> _What you need to do_:
1 – For each statement, say yes or no to whether it agrees with the image registration text, and quote the words of the text that decide it. (a) The registration algorithm can handle very large rotations. (b) In point mapping, a spatial mapping is inferred from the positions of control points. (c) Each pixel of the orthophoto is 1 meter square in map units.
2 – Write the next part of the image registration text, starting after its final sentence.

IMAGE REGISTRATION

 

What is Image Registration ?

           In many situations one has two or more images of the same object where the differences between the images have to do with acquisition times, dissimilar acquisition hardware or changes in the shape of the object between exposures. To facilitate comparison between such images it is necessary to register them, i.e., to adjust them so that they match each other.

     The Image Registration operation modifies a test image to match a reference image when the keyfeatures are not too different. The algorithm is capable of subpixel resolution but it does not handle very large offsets or large rotations. The algorithm is based on an iterative processing that proceeds from coarse to fine detail. The optimization is performed using a modified Levenberg-Marquardt algorithm and results in an affine transformation for the relative rotation and translation with optional isometric scaling and contrast adjustment. The algorithm is most effective with square images where the center of rotation is not far from the center of the image.

Registering an Image

Image registration is the process of aligning two or more images of the same scene. Typically, one image, called the base image, is considered the reference to which the other images, called input images, are compared. The object of image registration is to bring the input image into alignment with the base image by applying a spatial transformation to the input image.

A spatial transformation maps locations in one image to new locations in another image.Determining the parameters of the spatial transformation needed to bring the images into alignment is key to the image registration process. Image registration is often used as a preliminary step in other image processing applications.

For example, you can use image registration to align satellite images of the earth’s surface or images created by different medical diagnostic modalities (MRI and SPECT). After registration, you can compare features in the images to see how a river has migrated, how an area is flooded, or to see if a tumor is visible in an MRI or SPECT image.

Point Mapping

The Image Processing Toolbox provides tools to support point mapping to determine the parameters of the transformation required to bring an image into alignment with another image. In point mapping, you pick points in a pair of images that identify the same feature or landmark in the images. Then, a spatial mapping is inferred from the positions of these control points.

The following figure provides a graphic illustration of this process. This process

is best understood by looking at an example.

 

EXAMPLE: REGISTERING TO A DIGITAL ORTHOPHOTO

This example illustrates the steps involved in performing image registration using point mapping. These steps include:

1 Read the images into the MATLAB workspace.

2 Specify control point pairs n the images.

3 Save the control point pairs.

4 Fine-tune the control points using cross-correlation. (This is an optional step.)

5 Specify the type of transformation to be used and infer its parameters from the control point pairs.

6 Transform the unregistered image to bring it into alignment.

To illustrate this process, the example registers a digital aerial photograph to a digital orthophoto covering the same area. Both images are centered on the business district of West Concord, Massachusetts.

The aerial image is geometrically uncorrected: it includes camera perspective, terrain and building relief, and internal (lens) distortions, and it does not have any particular alignment or registration with respect to the earth. The orthophoto, supplied by the Massachusetts Geographic Information System (MassGIS), has been orthorectified to remove camera, perspective, and relief distortions (via a specialized image transformation process). It is also georegistered (and geocoded)—the columns and rows of the digital orthophoto image are aligned to the axes of the Massachusetts State Plane coordinate system, each pixel center corresponds to a definite geographic location, and every pixel is 1 meter square in map units.

[Collection entries]

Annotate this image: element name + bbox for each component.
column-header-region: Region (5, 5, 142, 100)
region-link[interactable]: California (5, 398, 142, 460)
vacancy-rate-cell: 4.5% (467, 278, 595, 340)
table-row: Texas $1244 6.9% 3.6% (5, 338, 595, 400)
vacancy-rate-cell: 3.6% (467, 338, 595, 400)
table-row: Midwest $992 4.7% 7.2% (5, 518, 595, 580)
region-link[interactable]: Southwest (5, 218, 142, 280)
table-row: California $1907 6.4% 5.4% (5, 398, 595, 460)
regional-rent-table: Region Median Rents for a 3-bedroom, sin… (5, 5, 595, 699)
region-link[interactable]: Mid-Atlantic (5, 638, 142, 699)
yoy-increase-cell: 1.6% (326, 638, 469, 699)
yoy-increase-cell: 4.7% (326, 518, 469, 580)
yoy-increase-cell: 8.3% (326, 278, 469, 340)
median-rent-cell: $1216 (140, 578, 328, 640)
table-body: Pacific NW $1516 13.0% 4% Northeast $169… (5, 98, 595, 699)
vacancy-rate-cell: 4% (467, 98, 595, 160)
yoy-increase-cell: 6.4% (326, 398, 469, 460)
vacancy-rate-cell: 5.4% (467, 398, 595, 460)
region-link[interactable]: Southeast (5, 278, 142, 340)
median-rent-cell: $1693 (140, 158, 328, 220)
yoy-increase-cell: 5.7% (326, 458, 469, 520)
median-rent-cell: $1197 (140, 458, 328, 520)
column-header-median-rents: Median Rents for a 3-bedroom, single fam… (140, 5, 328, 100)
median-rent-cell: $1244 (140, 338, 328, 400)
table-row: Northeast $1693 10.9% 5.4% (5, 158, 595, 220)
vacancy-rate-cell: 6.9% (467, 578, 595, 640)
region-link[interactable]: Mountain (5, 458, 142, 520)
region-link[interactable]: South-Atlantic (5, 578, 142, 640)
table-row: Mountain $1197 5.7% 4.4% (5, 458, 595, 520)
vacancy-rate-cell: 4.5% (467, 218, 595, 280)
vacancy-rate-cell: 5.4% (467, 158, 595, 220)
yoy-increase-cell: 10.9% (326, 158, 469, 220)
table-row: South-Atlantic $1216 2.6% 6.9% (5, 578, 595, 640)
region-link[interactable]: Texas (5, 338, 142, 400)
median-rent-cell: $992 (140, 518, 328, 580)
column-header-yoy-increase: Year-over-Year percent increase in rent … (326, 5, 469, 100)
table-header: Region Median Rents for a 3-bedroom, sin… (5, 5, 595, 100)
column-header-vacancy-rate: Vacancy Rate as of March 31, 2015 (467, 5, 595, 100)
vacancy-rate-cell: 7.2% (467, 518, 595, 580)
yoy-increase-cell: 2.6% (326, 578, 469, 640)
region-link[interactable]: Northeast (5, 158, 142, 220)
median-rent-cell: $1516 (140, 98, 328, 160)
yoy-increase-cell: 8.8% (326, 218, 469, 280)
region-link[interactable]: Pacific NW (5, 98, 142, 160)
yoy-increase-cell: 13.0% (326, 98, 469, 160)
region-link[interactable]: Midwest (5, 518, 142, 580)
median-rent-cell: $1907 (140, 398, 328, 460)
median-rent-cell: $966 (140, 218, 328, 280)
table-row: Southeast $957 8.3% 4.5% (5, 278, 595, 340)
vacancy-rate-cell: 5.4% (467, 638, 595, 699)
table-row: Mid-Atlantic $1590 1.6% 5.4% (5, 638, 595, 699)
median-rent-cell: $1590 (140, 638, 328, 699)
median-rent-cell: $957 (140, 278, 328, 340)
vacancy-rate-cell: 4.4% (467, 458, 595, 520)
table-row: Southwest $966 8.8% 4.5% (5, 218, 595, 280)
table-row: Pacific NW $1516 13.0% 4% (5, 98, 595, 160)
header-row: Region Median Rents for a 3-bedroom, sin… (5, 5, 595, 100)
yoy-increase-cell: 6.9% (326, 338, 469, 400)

> _Answers for this exercise_:
1 –
(a) No: "it does not handle very large offsets or large rotations"
(b) Yes: "a spatial mapping is inferred from the positions of these control points"
(c) Yes: "every pixel is 1 meter square in map units"

2 –
Step 1: Read the Images into MATLAB

In this example, the base image is westconcordorthophoto.png, the MassGIS georegistered orthophoto. It is a panchromatic (grayscale) image. The image to be registered is westconcordaerial.png, a digital aerial photograph supplied by mPower3/Emerge, and is a visible-color RGB image.

orthophoto = imread('westconcordorthophoto.png');

figure, imshow(orthophoto)

unregistered = imread('westconcordaerial.png');

figure, imshow(unregistered)

You do not have to read the images into the MATLAB workspace. The cpselect function accepts file specifications for grayscale images. However, if you want to use cross-correlation to tune your control point positioning, the images must be in the workspace.

 

Step 2: Choose Control Points in the Images

The toolbox provides an interactive tool, called the Control Point Selection Tool, that you can use to pick pairs of corresponding control points in both images. Control points are landmarks that you can find in both images, like a road intersection, or a natural feature. To start this tool, enter cpselect at the MATLAB prompt, specifying as arguments the input and base images.

The cpselect function displays two views of both the input image and the base image in which you can pick control points by pointing and clicking.The number of control point pairs you pick is at least partially determined by the type of transformation you want to perform (specified in Step 5).

Step 3: Save the Control Point Pairs to the MATLAB Workspace

In the Control Point Selection Tool, click the File menu and choose the Save Points to Workspace option. See “Saving Control Points” on page 6-29 for more information.

For example, the Control Point Selection Tool returns the following set of control points in the input image. These values represent spatial coordinates; the left column are x-coordinates, the right column are y-coordinates.

input_points =

120.7086 93.9772

319.2222 78.9202

127.9838 291.6312

352.0729 281.1445

Step 4: Fine-Tune the Control Point Pair Placement

This is an optional step that uses cross-correlation to adjust the position of the control points you selected with cpselect. See “Using Correlation to Improve Control Points”

input_points_corr = cpcorr(input_points,base_points,...

                                  unregistered(:,:,1),orthophoto)

input_points_corr =

120.7086 93.9772

319.2222 78.9202

127.1046 289.8935

352.0729 281.1445

Step 5: Specify the Type of Transformation and Infer Its Parameters

In this step, you pass the control points to the cp2tform function that determines the parameters of the transformation needed to bring the image into alignment. cp2tform is a data-fitting function that determines the transformation based on the geometric relationship of the control points. cp2tform returns the parameters in a geometric transformation structure, called a TFORM structure.

When you use cp2tform, you must specify the type of transformation you want to perform. The cp2tform function can infer the parameters for five types of transformations. You must choose which transformation will correct the type of distortion present in the input image.

The predominant distortion in the aerial image of West Concord (the input image) results from the camera perspective. Ignoring terrain relief, which is minor in this area, image registration can correct for this using a projective transformation. The projective transformation also rotates the image into alignment with the map coordinate system underlying the base digital orthophoto image.

mytform = cp2tform(input_points,base_points,'projective');

Step 6: Transform the Unregistered Image

As the final step in image registration, transform the input image to bring it into alignment with the base image. You use imtransform to perform the transformation, passing it the input image and the TFORM structure, which defines the transformation. imtransform returns the transformed image.

registered = imtransform(unregistered,mytform)